- [Written task]
Set every record down verbatim and omit the pictures.

- [The input]
■ ■ ■ ■ ■

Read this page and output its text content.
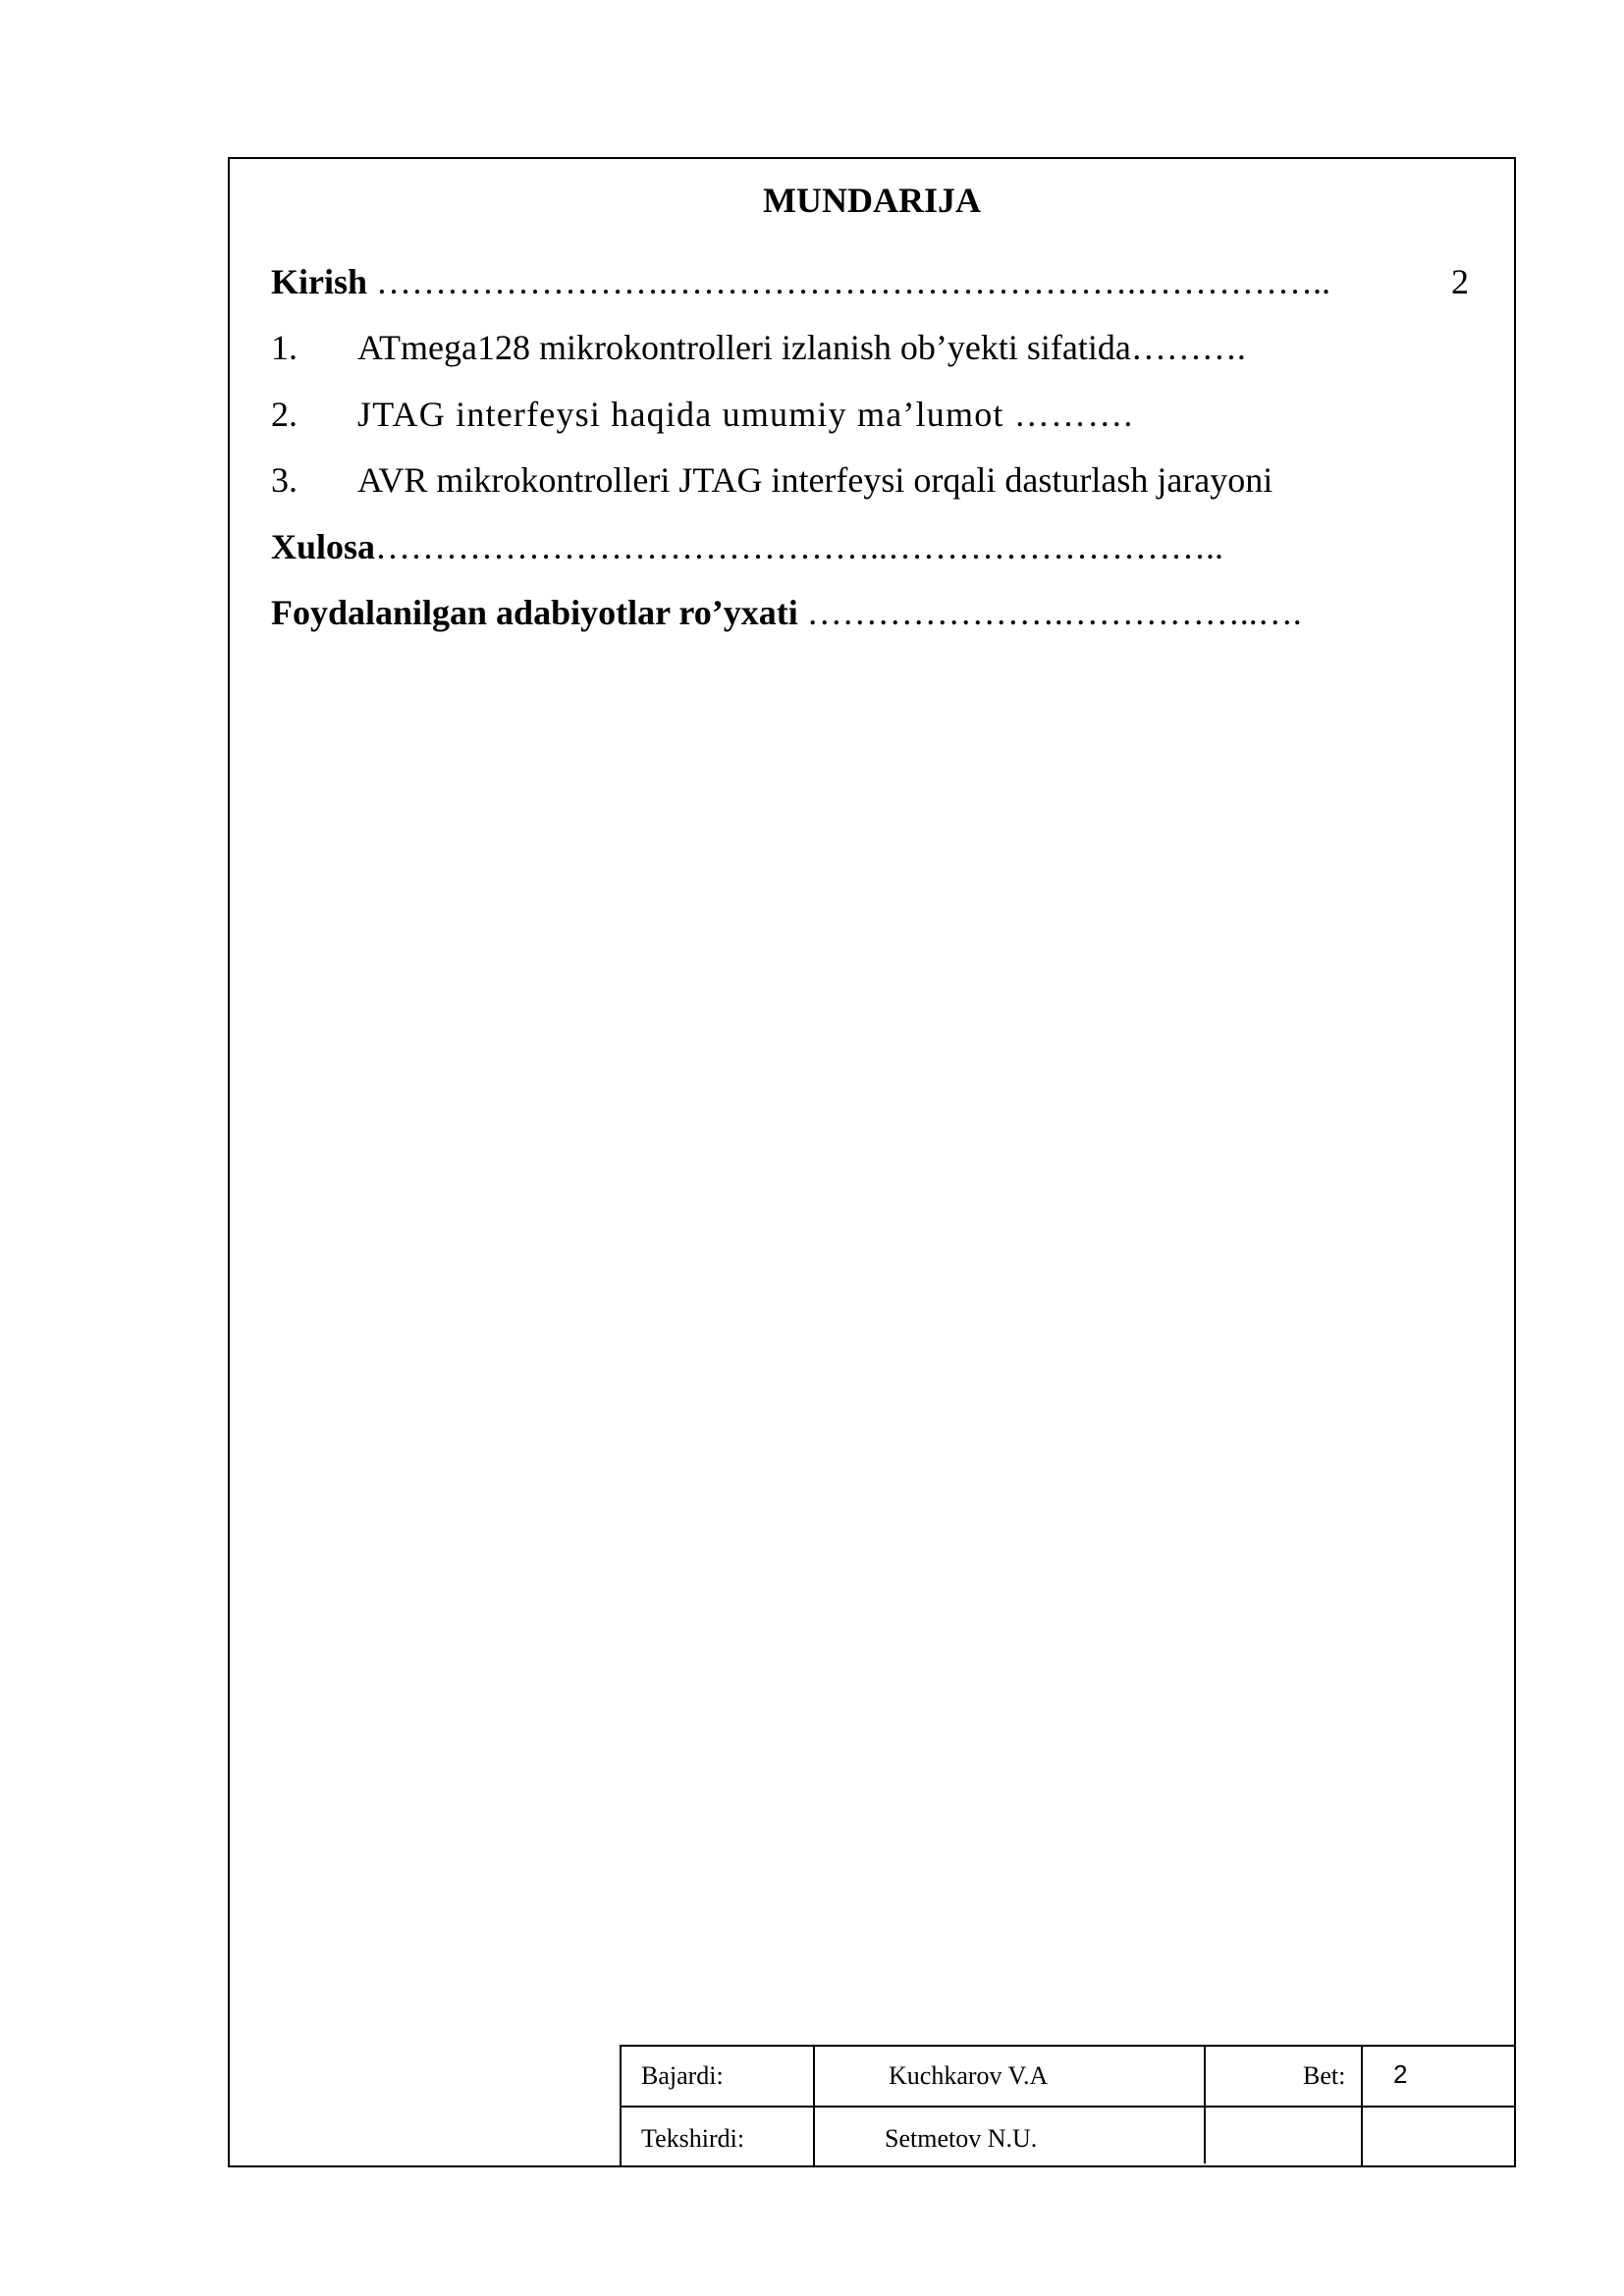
MUNDARIJA
Kirish …………………….………………………………….……………..	2
1. ATmega128 mikrokontrolleri izlanish ob’yekti sifatida……….
2. JTAG interfeysi haqida umumiy ma’lumot ……….
3. AVR mikrokontrolleri JTAG interfeysi orqali dasturlash jarayoni
Xulosa……………………………………..………………………..
Foydalanilgan adabiyotlar ro’yxati ………………….……………..….
Bajardi:	Kuchkarov V.A	Bet: 2
Tekshirdi:	Setmetov N.U.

■ ■ ■ ■ ■

- [Solution for this exercise]
Read this page and output its text content.
MUNDARIJA
Kirish …………………….………………………………….……………..	2
1. ATmega128 mikrokontrolleri izlanish ob’yekti sifatida……….
2. JTAG interfeysi haqida umumiy ma’lumot ……….
3. AVR mikrokontrolleri JTAG interfeysi orqali dasturlash jarayoni
Xulosa……………………………………..………………………..
Foydalanilgan adabiyotlar ro’yxati ………………….……………..….
Bajardi:	Kuchkarov V.A	Bet: 2
Tekshirdi:	Setmetov N.U.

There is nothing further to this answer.